## Given exercise
Gather every line of the entries that includes the word "text".
###
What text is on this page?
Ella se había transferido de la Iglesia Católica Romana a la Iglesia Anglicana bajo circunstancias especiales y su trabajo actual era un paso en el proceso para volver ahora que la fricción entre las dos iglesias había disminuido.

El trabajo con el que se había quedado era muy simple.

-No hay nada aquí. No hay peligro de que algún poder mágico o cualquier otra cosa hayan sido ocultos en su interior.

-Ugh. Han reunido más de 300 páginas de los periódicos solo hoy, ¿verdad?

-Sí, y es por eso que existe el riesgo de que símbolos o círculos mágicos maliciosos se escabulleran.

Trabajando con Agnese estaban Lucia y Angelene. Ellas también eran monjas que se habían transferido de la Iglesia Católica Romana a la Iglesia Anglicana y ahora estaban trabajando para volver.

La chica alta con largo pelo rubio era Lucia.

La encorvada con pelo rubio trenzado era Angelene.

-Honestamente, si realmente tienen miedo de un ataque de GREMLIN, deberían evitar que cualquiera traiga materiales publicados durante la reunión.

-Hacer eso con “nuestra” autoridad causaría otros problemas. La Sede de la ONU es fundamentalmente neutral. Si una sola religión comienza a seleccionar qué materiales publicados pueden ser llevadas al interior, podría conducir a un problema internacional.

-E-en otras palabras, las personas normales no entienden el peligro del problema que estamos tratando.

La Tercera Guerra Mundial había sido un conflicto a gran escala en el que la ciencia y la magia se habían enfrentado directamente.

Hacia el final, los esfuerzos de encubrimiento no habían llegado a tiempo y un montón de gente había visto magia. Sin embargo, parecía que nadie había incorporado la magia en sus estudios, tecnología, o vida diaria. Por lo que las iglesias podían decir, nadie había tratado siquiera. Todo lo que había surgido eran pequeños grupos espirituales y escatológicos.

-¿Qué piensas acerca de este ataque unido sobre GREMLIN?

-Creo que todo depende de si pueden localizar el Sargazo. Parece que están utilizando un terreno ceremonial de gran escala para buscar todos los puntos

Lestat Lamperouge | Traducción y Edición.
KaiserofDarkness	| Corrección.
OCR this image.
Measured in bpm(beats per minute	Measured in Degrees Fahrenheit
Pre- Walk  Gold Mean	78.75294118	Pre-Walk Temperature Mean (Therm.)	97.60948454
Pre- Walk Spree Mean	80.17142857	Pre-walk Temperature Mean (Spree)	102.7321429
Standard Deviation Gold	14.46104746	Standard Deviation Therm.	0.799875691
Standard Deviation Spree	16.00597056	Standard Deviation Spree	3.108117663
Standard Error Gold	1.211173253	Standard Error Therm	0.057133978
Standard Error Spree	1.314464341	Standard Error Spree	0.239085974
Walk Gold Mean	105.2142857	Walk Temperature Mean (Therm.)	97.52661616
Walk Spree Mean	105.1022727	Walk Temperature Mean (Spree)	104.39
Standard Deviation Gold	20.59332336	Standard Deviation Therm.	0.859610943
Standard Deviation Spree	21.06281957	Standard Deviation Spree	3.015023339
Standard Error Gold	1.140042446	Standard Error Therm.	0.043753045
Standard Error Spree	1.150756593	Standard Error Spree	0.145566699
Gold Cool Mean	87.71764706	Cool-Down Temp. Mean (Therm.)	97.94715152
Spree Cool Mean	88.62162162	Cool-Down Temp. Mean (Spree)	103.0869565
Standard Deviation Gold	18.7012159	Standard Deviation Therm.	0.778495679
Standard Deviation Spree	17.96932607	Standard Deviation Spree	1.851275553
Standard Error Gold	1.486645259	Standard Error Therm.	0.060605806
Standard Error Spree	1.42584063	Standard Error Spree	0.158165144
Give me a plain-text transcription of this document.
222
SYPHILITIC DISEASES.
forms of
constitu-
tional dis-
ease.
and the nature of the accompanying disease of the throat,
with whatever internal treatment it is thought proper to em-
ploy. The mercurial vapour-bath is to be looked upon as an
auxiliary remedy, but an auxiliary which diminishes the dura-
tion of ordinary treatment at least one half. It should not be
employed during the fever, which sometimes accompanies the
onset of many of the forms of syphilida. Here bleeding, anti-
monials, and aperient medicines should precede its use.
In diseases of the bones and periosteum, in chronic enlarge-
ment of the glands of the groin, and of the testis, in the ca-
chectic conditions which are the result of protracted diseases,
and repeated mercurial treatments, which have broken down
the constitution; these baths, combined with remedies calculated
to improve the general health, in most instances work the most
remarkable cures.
###
## Response to this task
What text is on this page?
Give me a plain-text transcription of this document.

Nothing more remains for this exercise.